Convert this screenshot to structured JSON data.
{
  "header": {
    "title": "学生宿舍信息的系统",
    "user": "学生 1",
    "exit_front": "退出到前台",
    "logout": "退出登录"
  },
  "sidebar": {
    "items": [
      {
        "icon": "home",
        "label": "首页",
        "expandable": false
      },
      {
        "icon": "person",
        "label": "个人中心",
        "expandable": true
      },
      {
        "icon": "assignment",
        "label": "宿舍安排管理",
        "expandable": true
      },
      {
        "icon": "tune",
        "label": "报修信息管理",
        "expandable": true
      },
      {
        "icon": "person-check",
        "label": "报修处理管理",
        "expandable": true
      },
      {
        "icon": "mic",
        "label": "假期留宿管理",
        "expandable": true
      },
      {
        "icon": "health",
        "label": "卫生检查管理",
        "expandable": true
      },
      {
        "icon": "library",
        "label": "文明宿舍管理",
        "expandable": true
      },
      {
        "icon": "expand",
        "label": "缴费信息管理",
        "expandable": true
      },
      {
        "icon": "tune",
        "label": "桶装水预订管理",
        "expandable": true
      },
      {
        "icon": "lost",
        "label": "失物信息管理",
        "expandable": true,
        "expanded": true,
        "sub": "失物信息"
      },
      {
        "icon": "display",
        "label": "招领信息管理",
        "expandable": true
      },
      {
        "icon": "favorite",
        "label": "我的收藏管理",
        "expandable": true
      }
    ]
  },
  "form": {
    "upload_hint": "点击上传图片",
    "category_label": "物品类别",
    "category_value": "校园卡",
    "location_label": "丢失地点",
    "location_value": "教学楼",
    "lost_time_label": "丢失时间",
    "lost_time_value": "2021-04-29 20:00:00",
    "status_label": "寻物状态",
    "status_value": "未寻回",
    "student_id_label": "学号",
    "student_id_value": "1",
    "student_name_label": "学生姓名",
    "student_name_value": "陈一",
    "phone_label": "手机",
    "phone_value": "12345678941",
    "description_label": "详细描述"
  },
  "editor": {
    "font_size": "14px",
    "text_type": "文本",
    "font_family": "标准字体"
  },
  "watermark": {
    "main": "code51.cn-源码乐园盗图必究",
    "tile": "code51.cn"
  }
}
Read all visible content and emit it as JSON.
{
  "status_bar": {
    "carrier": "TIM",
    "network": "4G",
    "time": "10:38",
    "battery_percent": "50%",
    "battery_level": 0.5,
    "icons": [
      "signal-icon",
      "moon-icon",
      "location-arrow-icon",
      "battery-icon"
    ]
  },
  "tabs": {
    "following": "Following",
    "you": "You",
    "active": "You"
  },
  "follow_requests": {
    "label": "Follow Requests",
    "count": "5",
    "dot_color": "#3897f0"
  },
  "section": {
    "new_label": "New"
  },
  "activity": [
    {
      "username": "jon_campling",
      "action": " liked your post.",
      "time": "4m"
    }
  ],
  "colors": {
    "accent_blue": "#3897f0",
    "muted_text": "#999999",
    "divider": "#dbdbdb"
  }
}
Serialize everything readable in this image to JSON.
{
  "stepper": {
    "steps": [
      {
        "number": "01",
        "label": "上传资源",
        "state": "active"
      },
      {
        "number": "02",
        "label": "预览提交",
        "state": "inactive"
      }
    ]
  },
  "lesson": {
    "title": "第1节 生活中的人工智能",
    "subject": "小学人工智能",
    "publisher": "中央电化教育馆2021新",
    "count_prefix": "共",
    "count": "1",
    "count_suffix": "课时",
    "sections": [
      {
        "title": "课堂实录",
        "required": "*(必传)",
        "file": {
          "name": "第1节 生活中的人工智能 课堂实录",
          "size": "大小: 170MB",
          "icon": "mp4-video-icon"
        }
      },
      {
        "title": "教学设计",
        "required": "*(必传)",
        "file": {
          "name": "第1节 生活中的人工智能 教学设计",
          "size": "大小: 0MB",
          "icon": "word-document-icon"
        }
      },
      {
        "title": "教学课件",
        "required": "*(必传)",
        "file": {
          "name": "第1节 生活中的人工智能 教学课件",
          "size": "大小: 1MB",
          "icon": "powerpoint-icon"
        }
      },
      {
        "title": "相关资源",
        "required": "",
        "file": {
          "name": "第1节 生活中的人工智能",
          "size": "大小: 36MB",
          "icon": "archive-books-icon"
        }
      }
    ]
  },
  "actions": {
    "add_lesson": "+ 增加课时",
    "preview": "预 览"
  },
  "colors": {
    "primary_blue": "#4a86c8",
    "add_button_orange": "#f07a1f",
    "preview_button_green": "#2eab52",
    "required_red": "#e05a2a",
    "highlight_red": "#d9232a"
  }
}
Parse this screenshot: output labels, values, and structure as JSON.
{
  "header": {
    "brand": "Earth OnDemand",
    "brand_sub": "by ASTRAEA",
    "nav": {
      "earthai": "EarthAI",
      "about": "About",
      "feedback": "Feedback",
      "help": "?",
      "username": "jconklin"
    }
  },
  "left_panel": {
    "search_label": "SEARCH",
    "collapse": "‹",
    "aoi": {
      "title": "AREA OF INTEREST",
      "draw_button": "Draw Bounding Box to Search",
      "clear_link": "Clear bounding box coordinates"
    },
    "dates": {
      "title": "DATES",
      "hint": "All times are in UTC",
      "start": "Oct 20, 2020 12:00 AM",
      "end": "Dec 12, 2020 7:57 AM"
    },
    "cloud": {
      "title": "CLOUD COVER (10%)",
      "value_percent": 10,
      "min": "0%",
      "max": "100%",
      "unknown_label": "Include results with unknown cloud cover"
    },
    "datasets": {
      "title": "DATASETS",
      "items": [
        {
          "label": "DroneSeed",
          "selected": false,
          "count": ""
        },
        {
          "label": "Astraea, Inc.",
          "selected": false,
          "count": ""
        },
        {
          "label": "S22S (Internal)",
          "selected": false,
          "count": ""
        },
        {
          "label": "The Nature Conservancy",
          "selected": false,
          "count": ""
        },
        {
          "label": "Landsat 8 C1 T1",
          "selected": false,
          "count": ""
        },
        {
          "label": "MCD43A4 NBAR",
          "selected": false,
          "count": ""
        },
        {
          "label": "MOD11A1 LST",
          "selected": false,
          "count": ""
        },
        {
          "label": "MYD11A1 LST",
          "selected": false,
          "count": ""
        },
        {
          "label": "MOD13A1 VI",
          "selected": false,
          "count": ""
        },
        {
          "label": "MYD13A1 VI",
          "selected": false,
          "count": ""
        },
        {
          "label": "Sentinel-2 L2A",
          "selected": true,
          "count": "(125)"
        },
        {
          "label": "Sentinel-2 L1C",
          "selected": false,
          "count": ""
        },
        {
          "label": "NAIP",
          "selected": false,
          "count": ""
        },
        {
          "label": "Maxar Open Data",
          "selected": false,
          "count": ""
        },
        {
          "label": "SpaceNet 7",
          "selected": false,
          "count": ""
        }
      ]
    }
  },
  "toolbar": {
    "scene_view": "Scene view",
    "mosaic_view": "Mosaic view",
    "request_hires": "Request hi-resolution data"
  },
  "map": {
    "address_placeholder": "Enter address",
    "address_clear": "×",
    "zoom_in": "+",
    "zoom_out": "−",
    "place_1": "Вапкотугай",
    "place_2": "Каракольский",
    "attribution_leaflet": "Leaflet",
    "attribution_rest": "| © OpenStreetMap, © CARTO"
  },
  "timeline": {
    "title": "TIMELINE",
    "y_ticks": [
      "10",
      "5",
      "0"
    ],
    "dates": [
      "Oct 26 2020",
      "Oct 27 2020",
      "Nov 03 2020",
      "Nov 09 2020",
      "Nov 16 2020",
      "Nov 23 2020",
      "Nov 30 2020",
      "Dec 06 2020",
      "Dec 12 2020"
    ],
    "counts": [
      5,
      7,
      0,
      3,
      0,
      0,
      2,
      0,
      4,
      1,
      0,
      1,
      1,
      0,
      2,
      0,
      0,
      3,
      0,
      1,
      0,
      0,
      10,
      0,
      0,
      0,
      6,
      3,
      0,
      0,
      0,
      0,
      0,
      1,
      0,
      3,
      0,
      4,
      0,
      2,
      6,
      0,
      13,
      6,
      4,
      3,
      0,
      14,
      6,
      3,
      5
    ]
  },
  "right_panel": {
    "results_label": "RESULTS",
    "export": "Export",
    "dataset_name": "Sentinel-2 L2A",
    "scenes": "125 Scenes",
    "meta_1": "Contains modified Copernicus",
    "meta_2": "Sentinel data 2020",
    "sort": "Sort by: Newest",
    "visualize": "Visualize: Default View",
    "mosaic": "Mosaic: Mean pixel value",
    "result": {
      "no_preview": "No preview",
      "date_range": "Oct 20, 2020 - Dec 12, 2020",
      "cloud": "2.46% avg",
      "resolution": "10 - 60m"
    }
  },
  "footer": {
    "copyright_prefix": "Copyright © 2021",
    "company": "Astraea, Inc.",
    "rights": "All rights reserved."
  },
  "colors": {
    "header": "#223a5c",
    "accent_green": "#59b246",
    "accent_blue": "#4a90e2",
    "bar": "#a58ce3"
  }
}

══════════

- **Exercise directions**
Each line above that includes "screenshot" should be shown.

- **The response**
Convert this screenshot to structured JSON data.
Parse this screenshot: output labels, values, and structure as JSON.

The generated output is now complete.